# What the task asks:
Output each line exactly as it appears, skipping any embedded picture.

[Collected data entries]
__________
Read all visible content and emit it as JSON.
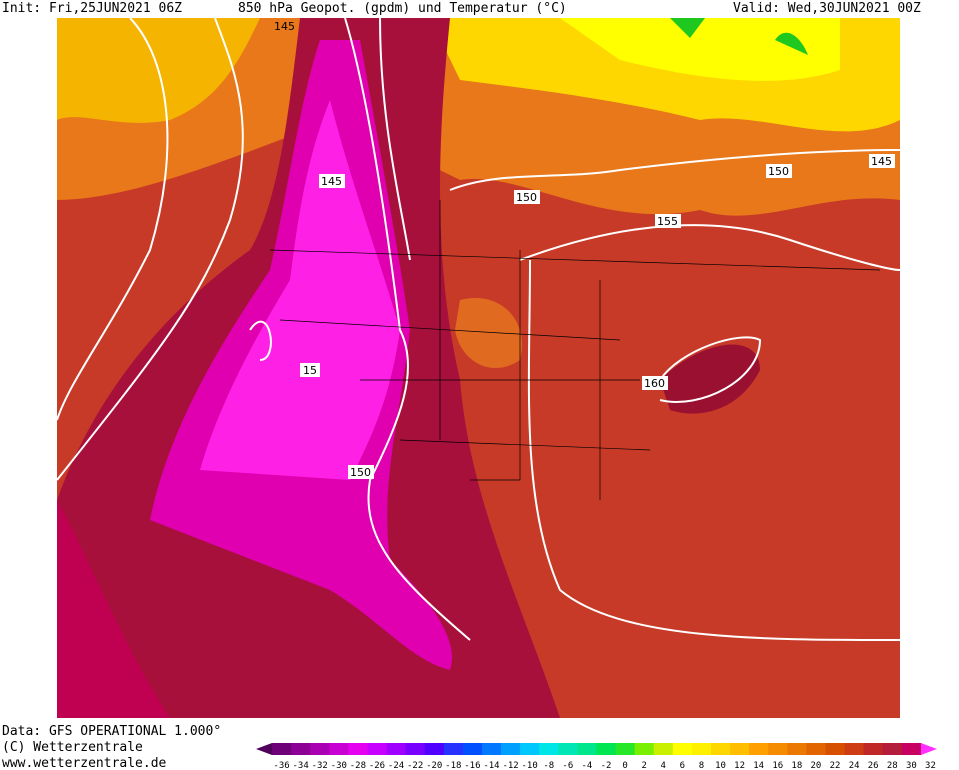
{
  "header": {
    "init": "Init: Fri,25JUN2021 06Z",
    "title": "850 hPa Geopot. (gpdm) und Temperatur (°C)",
    "valid": "Valid: Wed,30JUN2021 00Z"
  },
  "footer": {
    "data": "Data: GFS OPERATIONAL 1.000°",
    "copyright": "(C) Wetterzentrale",
    "url": "www.wetterzentrale.de"
  },
  "contour_labels": [
    "145",
    "150",
    "155",
    "150",
    "145",
    "160",
    "15",
    "150",
    "145"
  ],
  "colorbar": {
    "labels": [
      "-36",
      "-34",
      "-32",
      "-30",
      "-28",
      "-26",
      "-24",
      "-22",
      "-20",
      "-18",
      "-16",
      "-14",
      "-12",
      "-10",
      "-8",
      "-6",
      "-4",
      "-2",
      "0",
      "2",
      "4",
      "6",
      "8",
      "10",
      "12",
      "14",
      "16",
      "18",
      "20",
      "22",
      "24",
      "26",
      "28",
      "30",
      "32"
    ],
    "colors": [
      "#50005a",
      "#6e0078",
      "#8c0096",
      "#aa00b4",
      "#c800d2",
      "#e600f0",
      "#c800ff",
      "#a000ff",
      "#7800ff",
      "#5000ff",
      "#2832ff",
      "#0050ff",
      "#0078ff",
      "#00a0ff",
      "#00c8ff",
      "#00e6e6",
      "#00e6b4",
      "#00e68c",
      "#00e650",
      "#28e628",
      "#78f000",
      "#c8f000",
      "#ffff00",
      "#fff000",
      "#ffd700",
      "#ffbe00",
      "#ffa000",
      "#f58c00",
      "#eb7800",
      "#e16400",
      "#d75000",
      "#cd3c14",
      "#c02828",
      "#b41e3c",
      "#c80064",
      "#ff30ff"
    ]
  }
}
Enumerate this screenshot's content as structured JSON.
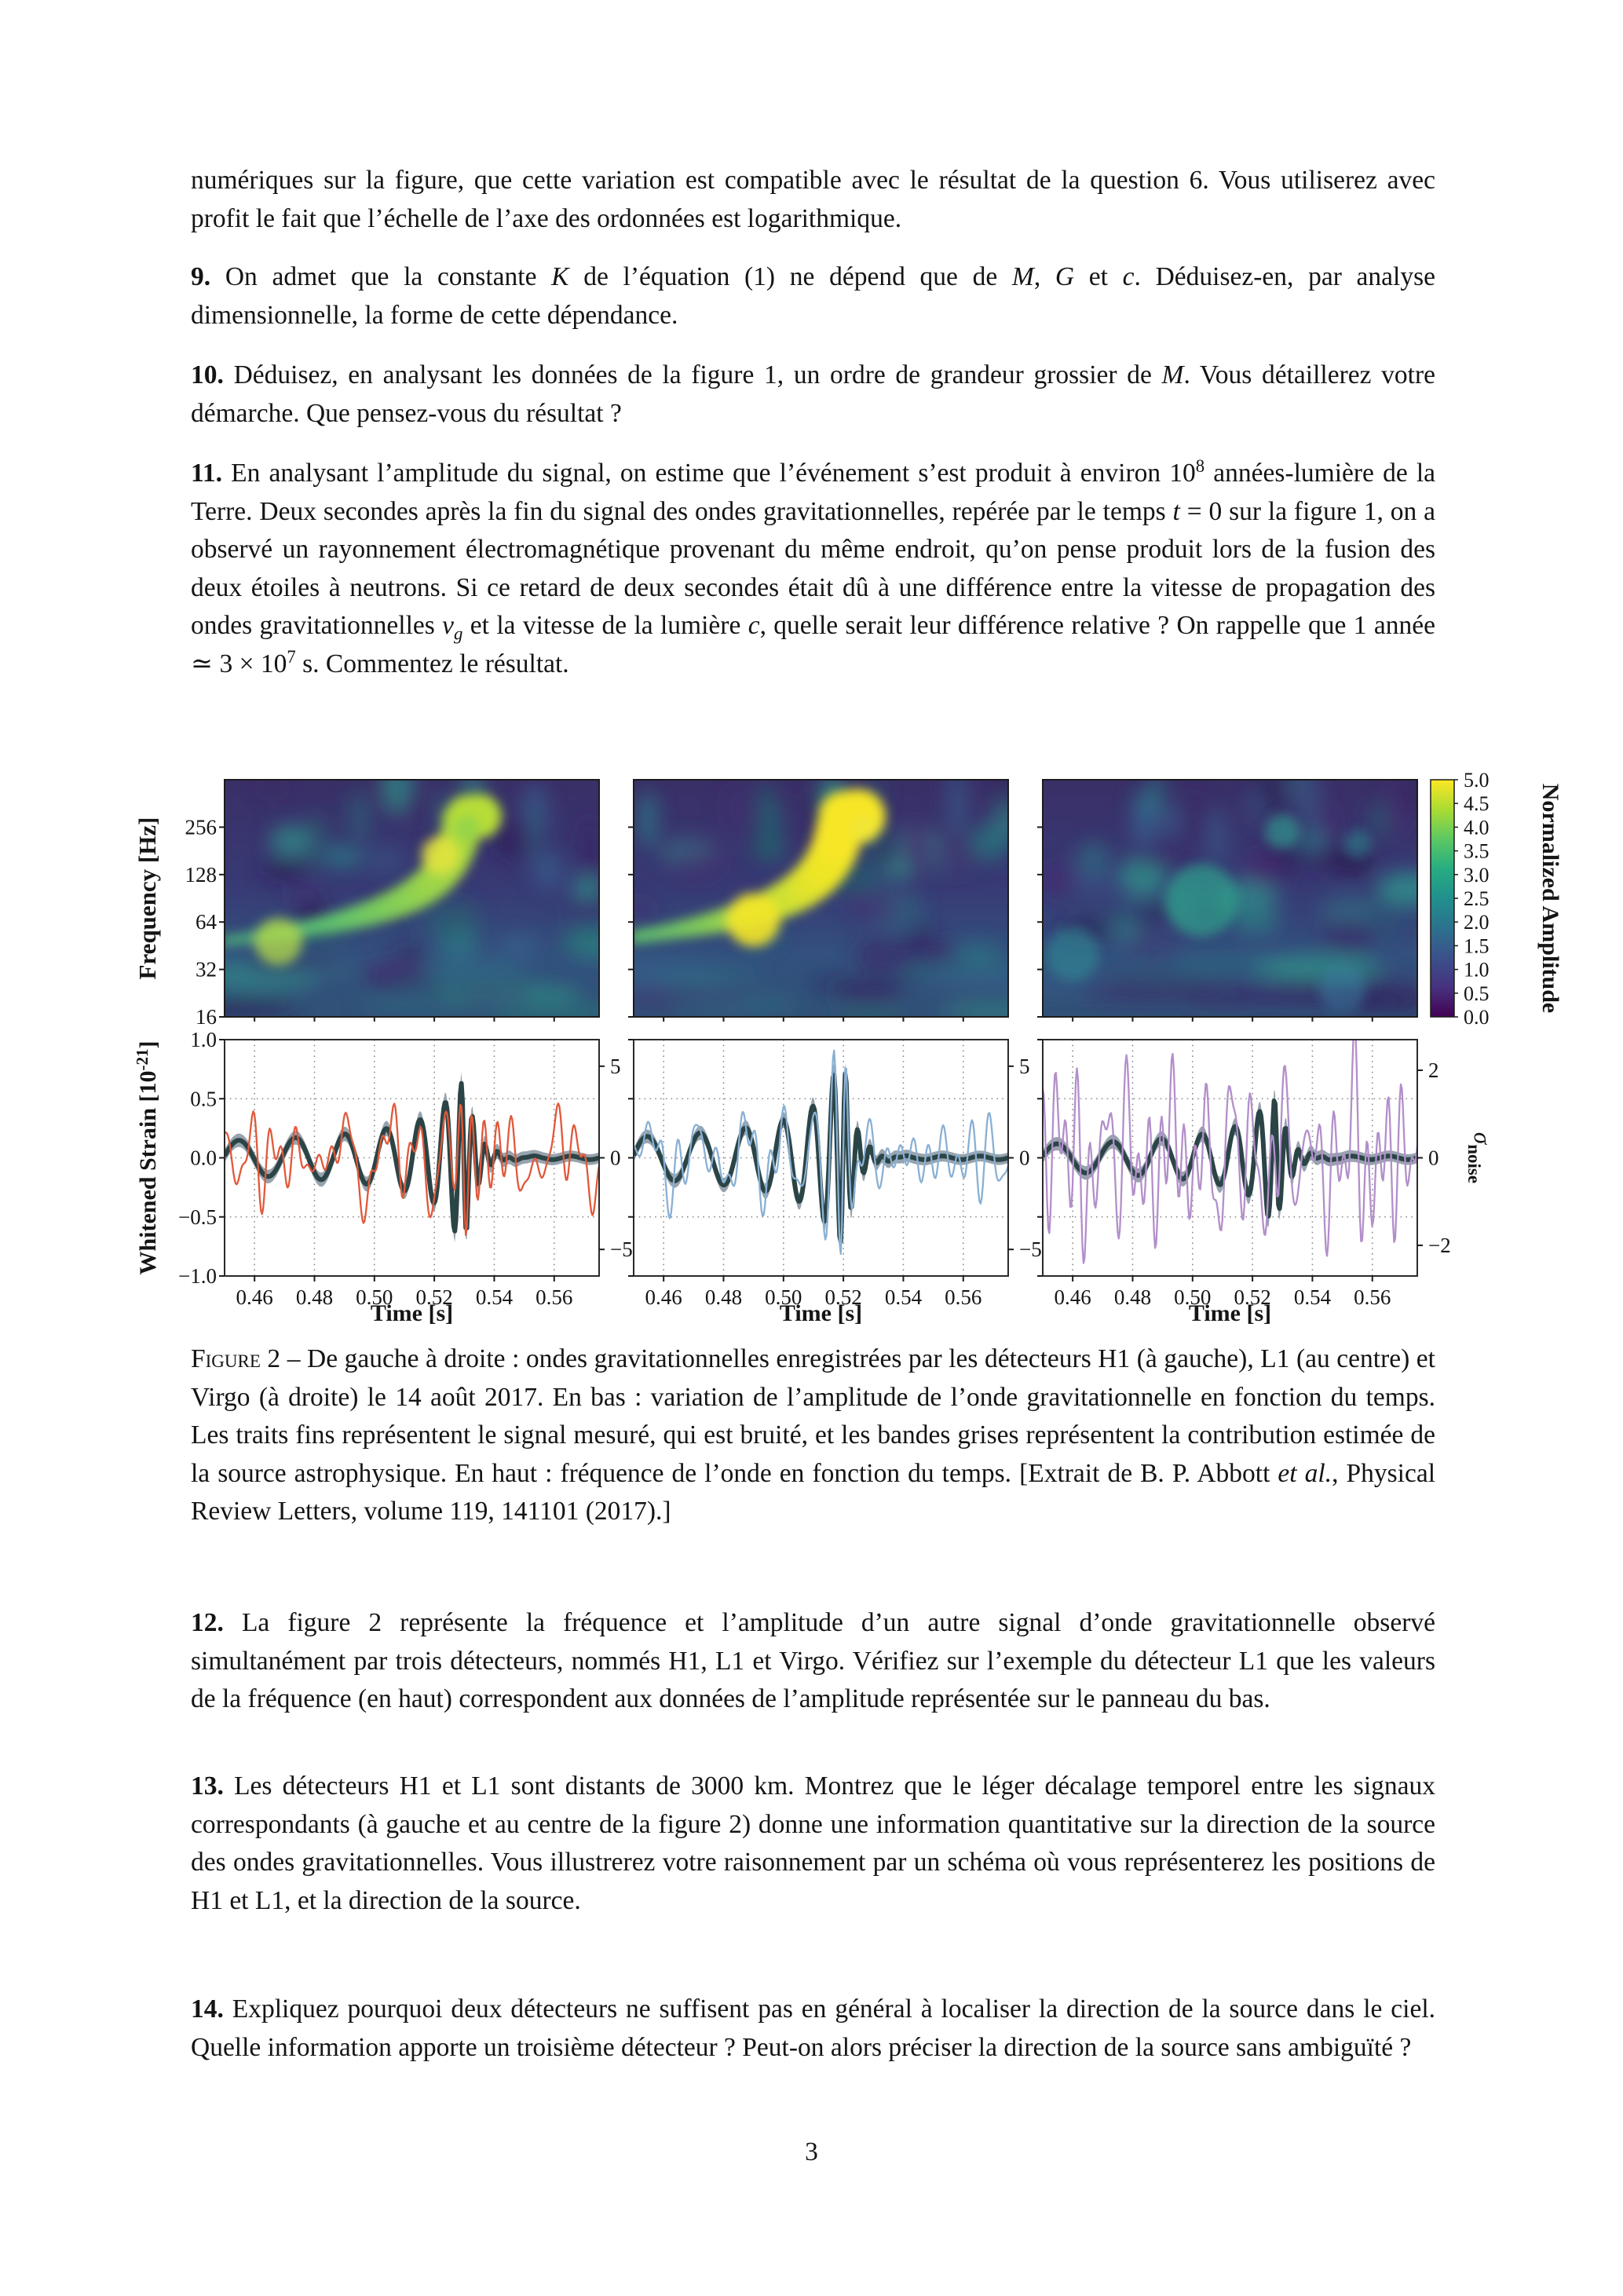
__________
# Response to this exercise:
Read all visible content and emit it as JSON.
{
  "header": {
    "init": "Init: Fri,25JUN2021 06Z",
    "title": "850 hPa Geopot. (gpdm) und Temperatur (°C)",
    "valid": "Valid: Wed,30JUN2021 00Z"
  },
  "footer": {
    "data": "Data: GFS OPERATIONAL 1.000°",
    "copyright": "(C) Wetterzentrale",
    "url": "www.wetterzentrale.de"
  },
  "contour_labels": [
    "145",
    "150",
    "155",
    "150",
    "145",
    "160",
    "15",
    "150",
    "145"
  ],
  "colorbar": {
    "labels": [
      "-36",
      "-34",
      "-32",
      "-30",
      "-28",
      "-26",
      "-24",
      "-22",
      "-20",
      "-18",
      "-16",
      "-14",
      "-12",
      "-10",
      "-8",
      "-6",
      "-4",
      "-2",
      "0",
      "2",
      "4",
      "6",
      "8",
      "10",
      "12",
      "14",
      "16",
      "18",
      "20",
      "22",
      "24",
      "26",
      "28",
      "30",
      "32"
    ],
    "colors": [
      "#50005a",
      "#6e0078",
      "#8c0096",
      "#aa00b4",
      "#c800d2",
      "#e600f0",
      "#c800ff",
      "#a000ff",
      "#7800ff",
      "#5000ff",
      "#2832ff",
      "#0050ff",
      "#0078ff",
      "#00a0ff",
      "#00c8ff",
      "#00e6e6",
      "#00e6b4",
      "#00e68c",
      "#00e650",
      "#28e628",
      "#78f000",
      "#c8f000",
      "#ffff00",
      "#fff000",
      "#ffd700",
      "#ffbe00",
      "#ffa000",
      "#f58c00",
      "#eb7800",
      "#e16400",
      "#d75000",
      "#cd3c14",
      "#c02828",
      "#b41e3c",
      "#c80064",
      "#ff30ff"
    ]
  }
}
Enumerate this screenshot's content as structured JSON.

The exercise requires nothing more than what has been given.